> _AIM_: Look below and pull out each line with the word "page".

-- SUPPLIED RECORDS start --

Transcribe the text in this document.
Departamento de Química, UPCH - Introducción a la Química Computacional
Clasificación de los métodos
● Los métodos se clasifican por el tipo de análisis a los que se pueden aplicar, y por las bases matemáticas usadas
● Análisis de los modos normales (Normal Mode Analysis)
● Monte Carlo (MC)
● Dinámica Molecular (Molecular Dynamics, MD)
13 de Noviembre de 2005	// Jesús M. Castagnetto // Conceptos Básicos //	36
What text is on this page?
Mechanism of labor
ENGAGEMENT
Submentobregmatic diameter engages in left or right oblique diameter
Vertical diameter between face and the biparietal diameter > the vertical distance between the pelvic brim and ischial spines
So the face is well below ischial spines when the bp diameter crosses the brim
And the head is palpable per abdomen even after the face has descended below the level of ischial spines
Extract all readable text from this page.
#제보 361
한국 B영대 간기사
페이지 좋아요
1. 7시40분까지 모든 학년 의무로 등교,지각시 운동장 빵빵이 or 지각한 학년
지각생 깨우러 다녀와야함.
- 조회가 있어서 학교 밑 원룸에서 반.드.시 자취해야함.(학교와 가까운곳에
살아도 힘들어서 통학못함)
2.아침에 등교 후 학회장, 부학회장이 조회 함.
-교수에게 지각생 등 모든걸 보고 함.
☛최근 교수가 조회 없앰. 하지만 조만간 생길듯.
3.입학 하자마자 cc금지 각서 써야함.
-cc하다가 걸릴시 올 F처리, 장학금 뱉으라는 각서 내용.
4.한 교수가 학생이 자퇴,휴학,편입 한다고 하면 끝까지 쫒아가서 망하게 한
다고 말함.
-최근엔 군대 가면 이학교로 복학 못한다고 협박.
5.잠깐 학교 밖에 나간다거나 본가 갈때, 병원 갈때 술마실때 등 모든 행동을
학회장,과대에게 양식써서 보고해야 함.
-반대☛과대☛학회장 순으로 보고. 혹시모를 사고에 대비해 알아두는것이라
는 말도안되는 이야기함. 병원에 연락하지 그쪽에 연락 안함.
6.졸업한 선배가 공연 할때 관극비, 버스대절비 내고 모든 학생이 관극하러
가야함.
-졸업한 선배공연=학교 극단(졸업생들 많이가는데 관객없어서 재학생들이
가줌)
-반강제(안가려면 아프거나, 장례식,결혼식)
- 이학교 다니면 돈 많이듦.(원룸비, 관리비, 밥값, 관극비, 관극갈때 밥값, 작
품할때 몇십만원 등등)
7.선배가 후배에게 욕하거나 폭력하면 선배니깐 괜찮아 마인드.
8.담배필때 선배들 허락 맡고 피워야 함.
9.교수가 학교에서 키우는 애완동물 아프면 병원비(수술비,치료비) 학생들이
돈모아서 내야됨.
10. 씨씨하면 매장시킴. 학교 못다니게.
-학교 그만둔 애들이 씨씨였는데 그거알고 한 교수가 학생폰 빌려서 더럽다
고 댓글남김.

-- SUPPLIED RECORDS end --

> _ANSWER IN FULL_:
What text is on this page?
Extract all readable text from this page.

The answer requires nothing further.